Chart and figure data
++++++++
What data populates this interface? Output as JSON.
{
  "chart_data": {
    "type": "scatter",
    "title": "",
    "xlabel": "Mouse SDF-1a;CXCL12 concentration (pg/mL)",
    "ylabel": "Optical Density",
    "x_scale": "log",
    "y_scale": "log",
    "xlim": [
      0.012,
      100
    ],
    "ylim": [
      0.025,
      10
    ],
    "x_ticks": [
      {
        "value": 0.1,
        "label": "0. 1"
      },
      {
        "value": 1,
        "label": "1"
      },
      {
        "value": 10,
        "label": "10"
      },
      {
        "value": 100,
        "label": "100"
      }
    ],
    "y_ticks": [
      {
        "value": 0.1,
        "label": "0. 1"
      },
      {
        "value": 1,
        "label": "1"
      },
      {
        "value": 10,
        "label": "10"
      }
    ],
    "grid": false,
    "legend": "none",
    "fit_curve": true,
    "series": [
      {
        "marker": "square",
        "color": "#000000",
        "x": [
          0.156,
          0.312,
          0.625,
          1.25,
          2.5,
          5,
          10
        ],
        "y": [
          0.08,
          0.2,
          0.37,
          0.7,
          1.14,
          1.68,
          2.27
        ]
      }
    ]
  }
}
++++++++
Required work: Extract the data in full. Keep it word for word.

Written reply:
What data populates this interface? Output as JSON.
{
  "chart_data": {
    "type": "scatter",
    "title": "",
    "xlabel": "Mouse SDF-1a;CXCL12 concentration (pg/mL)",
    "ylabel": "Optical Density",
    "x_scale": "log",
    "y_scale": "log",
    "xlim": [
      0.012,
      100
    ],
    "ylim": [
      0.025,
      10
    ],
    "x_ticks": [
      {
        "value": 0.1,
        "label": "0. 1"
      },
      {
        "value": 1,
        "label": "1"
      },
      {
        "value": 10,
        "label": "10"
      },
      {
        "value": 100,
        "label": "100"
      }
    ],
    "y_ticks": [
      {
        "value": 0.1,
        "label": "0. 1"
      },
      {
        "value": 1,
        "label": "1"
      },
      {
        "value": 10,
        "label": "10"
      }
    ],
    "grid": false,
    "legend": "none",
    "fit_curve": true,
    "series": [
      {
        "marker": "square",
        "color": "#000000",
        "x": [
          0.156,
          0.312,
          0.625,
          1.25,
          2.5,
          5,
          10
        ],
        "y": [
          0.08,
          0.2,
          0.37,
          0.7,
          1.14,
          1.68,
          2.27
        ]
      }
    ]
  }
}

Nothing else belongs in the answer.